EXERCISE DETAILS: Provide only the number of lines in the data below that contain the string "Department".

(Collected data)

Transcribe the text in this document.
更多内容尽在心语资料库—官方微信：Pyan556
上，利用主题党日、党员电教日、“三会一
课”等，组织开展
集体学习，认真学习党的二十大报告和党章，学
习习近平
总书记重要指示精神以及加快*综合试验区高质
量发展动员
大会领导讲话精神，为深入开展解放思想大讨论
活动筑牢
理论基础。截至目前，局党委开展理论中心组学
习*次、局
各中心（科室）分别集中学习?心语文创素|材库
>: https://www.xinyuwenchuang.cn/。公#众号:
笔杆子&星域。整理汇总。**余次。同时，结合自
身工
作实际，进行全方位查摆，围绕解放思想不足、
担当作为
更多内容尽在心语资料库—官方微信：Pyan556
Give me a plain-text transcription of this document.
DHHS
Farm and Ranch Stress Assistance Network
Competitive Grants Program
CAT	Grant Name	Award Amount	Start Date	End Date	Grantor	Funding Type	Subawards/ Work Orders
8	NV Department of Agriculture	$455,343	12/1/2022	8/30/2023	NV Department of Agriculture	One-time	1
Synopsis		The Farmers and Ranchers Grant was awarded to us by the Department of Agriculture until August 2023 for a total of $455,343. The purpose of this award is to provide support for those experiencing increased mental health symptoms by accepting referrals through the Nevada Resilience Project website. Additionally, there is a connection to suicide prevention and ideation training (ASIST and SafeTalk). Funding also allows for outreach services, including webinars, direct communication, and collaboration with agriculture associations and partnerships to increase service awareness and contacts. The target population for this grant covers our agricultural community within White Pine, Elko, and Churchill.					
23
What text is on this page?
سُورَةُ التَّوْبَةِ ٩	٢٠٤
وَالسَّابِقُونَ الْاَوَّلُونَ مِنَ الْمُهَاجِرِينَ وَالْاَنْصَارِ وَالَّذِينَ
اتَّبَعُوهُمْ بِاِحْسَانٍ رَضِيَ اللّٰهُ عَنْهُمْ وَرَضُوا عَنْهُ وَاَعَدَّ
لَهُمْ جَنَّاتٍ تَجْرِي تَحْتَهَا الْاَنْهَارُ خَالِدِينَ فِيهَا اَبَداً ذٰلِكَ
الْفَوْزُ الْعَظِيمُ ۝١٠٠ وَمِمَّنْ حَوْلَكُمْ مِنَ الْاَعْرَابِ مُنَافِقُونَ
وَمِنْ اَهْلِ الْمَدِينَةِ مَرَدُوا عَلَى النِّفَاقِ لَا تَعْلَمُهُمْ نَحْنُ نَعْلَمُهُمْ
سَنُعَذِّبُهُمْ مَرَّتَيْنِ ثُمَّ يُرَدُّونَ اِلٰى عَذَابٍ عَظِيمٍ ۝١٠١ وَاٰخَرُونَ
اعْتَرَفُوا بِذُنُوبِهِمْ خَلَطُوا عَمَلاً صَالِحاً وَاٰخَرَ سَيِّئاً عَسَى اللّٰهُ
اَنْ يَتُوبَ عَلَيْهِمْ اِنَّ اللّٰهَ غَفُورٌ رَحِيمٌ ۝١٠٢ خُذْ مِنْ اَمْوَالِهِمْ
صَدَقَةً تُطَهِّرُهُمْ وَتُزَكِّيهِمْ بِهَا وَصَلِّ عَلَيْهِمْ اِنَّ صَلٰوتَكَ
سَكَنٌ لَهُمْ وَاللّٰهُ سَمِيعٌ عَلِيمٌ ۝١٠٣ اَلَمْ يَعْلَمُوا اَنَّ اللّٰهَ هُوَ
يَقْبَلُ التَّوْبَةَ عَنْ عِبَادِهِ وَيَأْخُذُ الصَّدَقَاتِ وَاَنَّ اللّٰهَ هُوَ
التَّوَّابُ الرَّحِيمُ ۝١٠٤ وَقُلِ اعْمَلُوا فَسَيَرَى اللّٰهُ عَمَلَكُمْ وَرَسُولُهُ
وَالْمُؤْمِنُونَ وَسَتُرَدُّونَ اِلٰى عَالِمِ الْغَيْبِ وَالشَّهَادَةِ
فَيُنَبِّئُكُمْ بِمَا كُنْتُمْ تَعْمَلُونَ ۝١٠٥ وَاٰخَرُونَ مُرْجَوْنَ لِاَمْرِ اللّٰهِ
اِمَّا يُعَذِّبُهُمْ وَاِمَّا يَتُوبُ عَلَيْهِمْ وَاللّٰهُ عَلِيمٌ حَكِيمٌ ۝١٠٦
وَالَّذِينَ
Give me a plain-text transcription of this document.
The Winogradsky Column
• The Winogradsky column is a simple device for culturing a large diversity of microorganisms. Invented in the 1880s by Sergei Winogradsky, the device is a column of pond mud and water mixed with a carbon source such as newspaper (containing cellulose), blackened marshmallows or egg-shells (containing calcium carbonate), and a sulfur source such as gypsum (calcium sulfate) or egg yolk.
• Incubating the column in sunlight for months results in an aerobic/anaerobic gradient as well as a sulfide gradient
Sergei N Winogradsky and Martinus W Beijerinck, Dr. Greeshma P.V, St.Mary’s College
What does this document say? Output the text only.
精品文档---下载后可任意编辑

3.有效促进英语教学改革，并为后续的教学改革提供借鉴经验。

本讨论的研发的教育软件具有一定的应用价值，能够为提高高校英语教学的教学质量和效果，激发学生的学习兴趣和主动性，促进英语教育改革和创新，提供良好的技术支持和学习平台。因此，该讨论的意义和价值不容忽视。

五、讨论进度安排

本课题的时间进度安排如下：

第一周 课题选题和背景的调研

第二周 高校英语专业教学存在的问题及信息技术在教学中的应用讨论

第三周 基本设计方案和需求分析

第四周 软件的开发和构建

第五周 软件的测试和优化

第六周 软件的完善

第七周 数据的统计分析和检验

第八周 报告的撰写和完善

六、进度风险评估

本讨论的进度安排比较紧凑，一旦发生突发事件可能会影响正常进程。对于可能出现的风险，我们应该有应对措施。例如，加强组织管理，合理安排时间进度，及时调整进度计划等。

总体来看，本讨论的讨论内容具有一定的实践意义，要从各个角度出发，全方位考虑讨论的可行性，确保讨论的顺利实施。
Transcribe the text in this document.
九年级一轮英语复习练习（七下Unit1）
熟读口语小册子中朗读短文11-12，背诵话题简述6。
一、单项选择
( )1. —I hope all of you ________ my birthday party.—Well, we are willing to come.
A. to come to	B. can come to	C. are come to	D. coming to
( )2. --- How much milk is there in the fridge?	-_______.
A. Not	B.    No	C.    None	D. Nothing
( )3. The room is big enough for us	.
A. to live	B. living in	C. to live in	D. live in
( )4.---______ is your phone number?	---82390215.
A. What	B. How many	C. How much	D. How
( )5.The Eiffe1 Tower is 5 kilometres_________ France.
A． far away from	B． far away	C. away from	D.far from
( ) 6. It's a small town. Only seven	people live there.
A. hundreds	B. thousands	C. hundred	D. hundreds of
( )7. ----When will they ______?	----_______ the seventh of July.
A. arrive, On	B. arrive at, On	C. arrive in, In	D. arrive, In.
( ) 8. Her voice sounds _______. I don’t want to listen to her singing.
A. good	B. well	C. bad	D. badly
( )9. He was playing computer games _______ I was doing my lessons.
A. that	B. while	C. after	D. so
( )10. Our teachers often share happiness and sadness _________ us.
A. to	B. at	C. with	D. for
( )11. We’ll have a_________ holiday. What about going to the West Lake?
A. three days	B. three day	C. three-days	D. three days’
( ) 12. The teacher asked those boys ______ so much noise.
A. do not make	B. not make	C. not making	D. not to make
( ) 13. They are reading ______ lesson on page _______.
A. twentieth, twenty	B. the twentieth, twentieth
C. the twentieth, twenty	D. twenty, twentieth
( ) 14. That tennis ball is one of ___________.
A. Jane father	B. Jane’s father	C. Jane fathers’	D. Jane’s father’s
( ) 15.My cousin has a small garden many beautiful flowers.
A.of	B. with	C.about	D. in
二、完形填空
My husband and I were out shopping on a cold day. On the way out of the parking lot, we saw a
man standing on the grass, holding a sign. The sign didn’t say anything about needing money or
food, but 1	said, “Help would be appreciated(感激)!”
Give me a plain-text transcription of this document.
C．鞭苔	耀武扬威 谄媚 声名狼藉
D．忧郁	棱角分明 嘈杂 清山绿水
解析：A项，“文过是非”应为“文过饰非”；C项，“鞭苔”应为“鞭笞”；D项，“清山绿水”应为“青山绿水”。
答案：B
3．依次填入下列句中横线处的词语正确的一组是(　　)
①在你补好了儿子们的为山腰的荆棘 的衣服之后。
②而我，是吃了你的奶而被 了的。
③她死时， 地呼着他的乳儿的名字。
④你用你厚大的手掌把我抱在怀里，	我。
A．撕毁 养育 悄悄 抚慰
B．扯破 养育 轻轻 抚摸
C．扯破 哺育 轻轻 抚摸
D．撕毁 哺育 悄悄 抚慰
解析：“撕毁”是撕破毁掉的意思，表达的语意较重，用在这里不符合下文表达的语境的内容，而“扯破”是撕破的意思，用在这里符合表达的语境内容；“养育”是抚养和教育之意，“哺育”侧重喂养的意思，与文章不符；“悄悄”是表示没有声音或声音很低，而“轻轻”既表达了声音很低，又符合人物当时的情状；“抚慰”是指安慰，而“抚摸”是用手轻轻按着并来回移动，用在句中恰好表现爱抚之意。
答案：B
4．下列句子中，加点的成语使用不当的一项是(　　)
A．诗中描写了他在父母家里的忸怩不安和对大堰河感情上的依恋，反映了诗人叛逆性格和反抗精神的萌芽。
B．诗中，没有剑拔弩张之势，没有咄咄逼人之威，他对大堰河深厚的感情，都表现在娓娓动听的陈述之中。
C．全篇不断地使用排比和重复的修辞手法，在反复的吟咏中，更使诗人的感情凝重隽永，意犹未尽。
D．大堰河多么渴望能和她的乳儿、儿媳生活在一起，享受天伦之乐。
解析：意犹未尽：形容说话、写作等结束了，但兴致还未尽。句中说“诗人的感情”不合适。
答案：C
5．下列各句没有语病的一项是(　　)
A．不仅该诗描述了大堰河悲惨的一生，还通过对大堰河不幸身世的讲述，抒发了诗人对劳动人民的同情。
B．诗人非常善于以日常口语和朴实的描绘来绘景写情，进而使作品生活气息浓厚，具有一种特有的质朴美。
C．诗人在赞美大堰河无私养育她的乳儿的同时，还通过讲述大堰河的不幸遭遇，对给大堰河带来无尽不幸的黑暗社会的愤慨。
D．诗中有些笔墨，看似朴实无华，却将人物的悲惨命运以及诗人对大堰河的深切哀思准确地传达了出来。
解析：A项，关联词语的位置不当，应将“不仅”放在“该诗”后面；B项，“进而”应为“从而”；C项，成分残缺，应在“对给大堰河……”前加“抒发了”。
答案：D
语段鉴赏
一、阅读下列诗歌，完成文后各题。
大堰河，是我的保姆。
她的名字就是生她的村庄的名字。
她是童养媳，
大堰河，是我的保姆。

THE COMPLETED TASK: 2